▶ [Stated task]:
Once the pictures are set aside, transcribe the remaining data exactly.

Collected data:
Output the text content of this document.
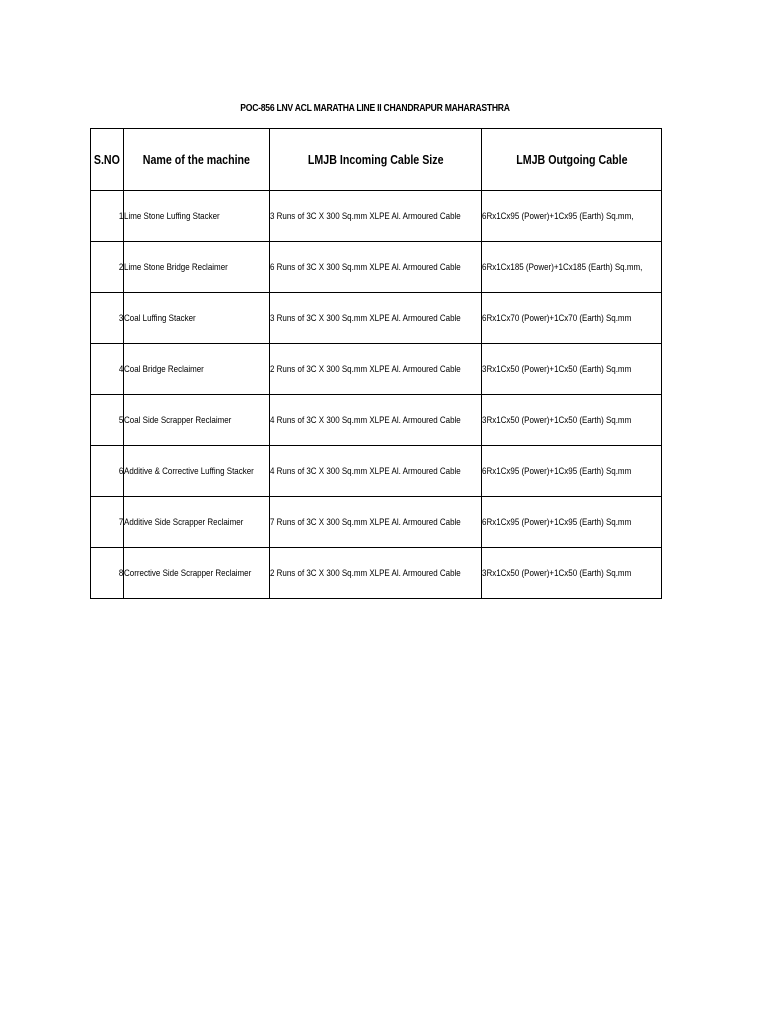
POC-856 LNV ACL MARATHA LINE II CHANDRAPUR MAHARASTHRA
S.NO	Name of the machine	LMJB Incoming Cable Size	LMJB Outgoing Cable
1	Lime Stone Luffing Stacker	3 Runs of 3C X 300 Sq.mm XLPE Al. Armoured Cable	6Rx1Cx95 (Power)+1Cx95 (Earth) Sq.mm,
2	Lime Stone Bridge Reclaimer	6 Runs of 3C X 300 Sq.mm XLPE Al. Armoured Cable	6Rx1Cx185 (Power)+1Cx185 (Earth) Sq.mm,
3	Coal Luffing Stacker	3 Runs of 3C X 300 Sq.mm XLPE Al. Armoured Cable	6Rx1Cx70 (Power)+1Cx70 (Earth) Sq.mm
4	Coal Bridge Reclaimer	2 Runs of 3C X 300 Sq.mm XLPE Al. Armoured Cable	3Rx1Cx50 (Power)+1Cx50 (Earth) Sq.mm
5	Coal Side Scrapper Reclaimer	4 Runs of 3C X 300 Sq.mm XLPE Al. Armoured Cable	3Rx1Cx50 (Power)+1Cx50 (Earth) Sq.mm
6	Additive & Corrective Luffing Stacker	4 Runs of 3C X 300 Sq.mm XLPE Al. Armoured Cable	6Rx1Cx95 (Power)+1Cx95 (Earth) Sq.mm
7	Additive Side Scrapper Reclaimer	7 Runs of 3C X 300 Sq.mm XLPE Al. Armoured Cable	6Rx1Cx95 (Power)+1Cx95 (Earth) Sq.mm
8	Corrective Side Scrapper Reclaimer	2 Runs of 3C X 300 Sq.mm XLPE Al. Armoured Cable	3Rx1Cx50 (Power)+1Cx50 (Earth) Sq.mm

▶ [Answer]:
Output the text content of this document.
POC-856 LNV ACL MARATHA LINE II CHANDRAPUR MAHARASTHRA
S.NO	Name of the machine	LMJB Incoming Cable Size	LMJB Outgoing Cable
1	Lime Stone Luffing Stacker	3 Runs of 3C X 300 Sq.mm XLPE Al. Armoured Cable	6Rx1Cx95 (Power)+1Cx95 (Earth) Sq.mm,
2	Lime Stone Bridge Reclaimer	6 Runs of 3C X 300 Sq.mm XLPE Al. Armoured Cable	6Rx1Cx185 (Power)+1Cx185 (Earth) Sq.mm,
3	Coal Luffing Stacker	3 Runs of 3C X 300 Sq.mm XLPE Al. Armoured Cable	6Rx1Cx70 (Power)+1Cx70 (Earth) Sq.mm
4	Coal Bridge Reclaimer	2 Runs of 3C X 300 Sq.mm XLPE Al. Armoured Cable	3Rx1Cx50 (Power)+1Cx50 (Earth) Sq.mm
5	Coal Side Scrapper Reclaimer	4 Runs of 3C X 300 Sq.mm XLPE Al. Armoured Cable	3Rx1Cx50 (Power)+1Cx50 (Earth) Sq.mm
6	Additive & Corrective Luffing Stacker	4 Runs of 3C X 300 Sq.mm XLPE Al. Armoured Cable	6Rx1Cx95 (Power)+1Cx95 (Earth) Sq.mm
7	Additive Side Scrapper Reclaimer	7 Runs of 3C X 300 Sq.mm XLPE Al. Armoured Cable	6Rx1Cx95 (Power)+1Cx95 (Earth) Sq.mm
8	Corrective Side Scrapper Reclaimer	2 Runs of 3C X 300 Sq.mm XLPE Al. Armoured Cable	3Rx1Cx50 (Power)+1Cx50 (Earth) Sq.mm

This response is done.